▶ **Records from a collection**
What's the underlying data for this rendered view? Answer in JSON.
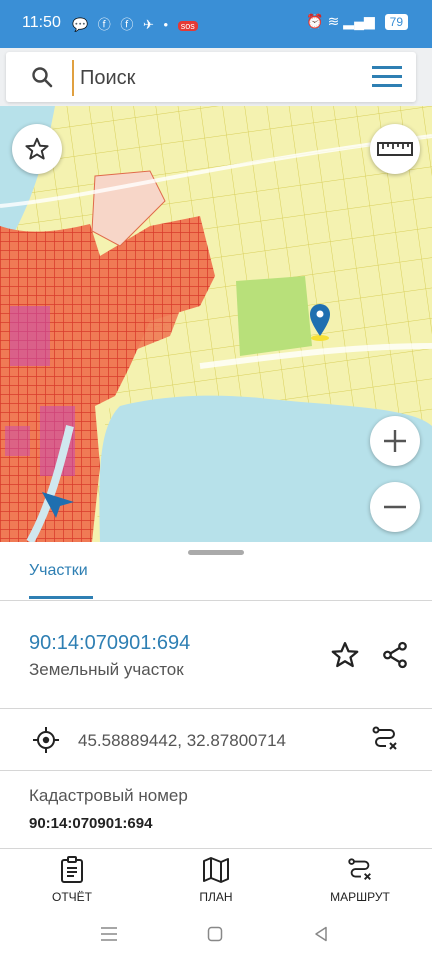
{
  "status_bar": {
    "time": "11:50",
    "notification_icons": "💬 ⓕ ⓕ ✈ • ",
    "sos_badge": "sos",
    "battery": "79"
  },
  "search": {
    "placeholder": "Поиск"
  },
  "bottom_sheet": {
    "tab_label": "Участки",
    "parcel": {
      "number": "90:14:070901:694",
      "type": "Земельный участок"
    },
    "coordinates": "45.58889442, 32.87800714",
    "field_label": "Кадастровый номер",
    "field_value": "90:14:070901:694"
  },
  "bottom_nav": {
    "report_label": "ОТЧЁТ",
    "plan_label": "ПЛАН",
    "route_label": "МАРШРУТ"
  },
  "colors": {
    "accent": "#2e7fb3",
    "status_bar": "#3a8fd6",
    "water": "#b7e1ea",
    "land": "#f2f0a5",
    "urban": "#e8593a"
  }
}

==

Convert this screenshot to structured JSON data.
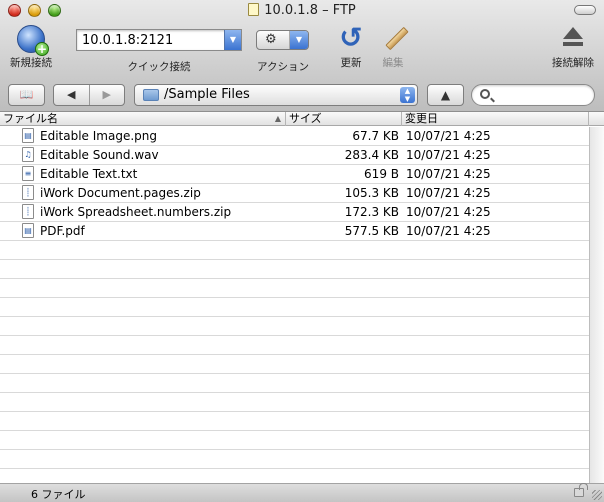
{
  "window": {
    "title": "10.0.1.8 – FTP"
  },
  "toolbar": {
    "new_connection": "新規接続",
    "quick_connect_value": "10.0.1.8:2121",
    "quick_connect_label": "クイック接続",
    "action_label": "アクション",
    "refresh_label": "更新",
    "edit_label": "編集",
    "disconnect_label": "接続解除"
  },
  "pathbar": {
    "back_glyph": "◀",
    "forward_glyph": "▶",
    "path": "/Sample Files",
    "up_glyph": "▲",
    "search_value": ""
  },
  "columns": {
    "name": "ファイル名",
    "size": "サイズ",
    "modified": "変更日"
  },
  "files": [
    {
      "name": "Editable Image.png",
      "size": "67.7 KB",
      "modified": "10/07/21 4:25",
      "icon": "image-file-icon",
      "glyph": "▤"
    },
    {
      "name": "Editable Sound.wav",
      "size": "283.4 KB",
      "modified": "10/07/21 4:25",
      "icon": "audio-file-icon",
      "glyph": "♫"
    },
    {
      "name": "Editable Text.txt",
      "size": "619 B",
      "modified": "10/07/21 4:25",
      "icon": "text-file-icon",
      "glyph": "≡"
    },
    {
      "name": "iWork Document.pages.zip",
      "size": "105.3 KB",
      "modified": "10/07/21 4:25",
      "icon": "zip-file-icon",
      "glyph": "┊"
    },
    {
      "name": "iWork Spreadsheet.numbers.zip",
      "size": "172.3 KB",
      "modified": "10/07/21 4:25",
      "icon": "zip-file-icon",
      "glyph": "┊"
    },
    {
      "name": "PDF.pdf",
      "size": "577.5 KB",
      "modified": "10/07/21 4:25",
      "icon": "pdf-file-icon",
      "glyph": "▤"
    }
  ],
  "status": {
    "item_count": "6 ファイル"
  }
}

▶ **YOUR INSTRUCTIONS**
List all lines in the material containing the string "Editable".

▶ **FINISHED EXERCISE**
      "name": "Editable Image.png",
      "name": "Editable Sound.wav",
      "name": "Editable Text.txt",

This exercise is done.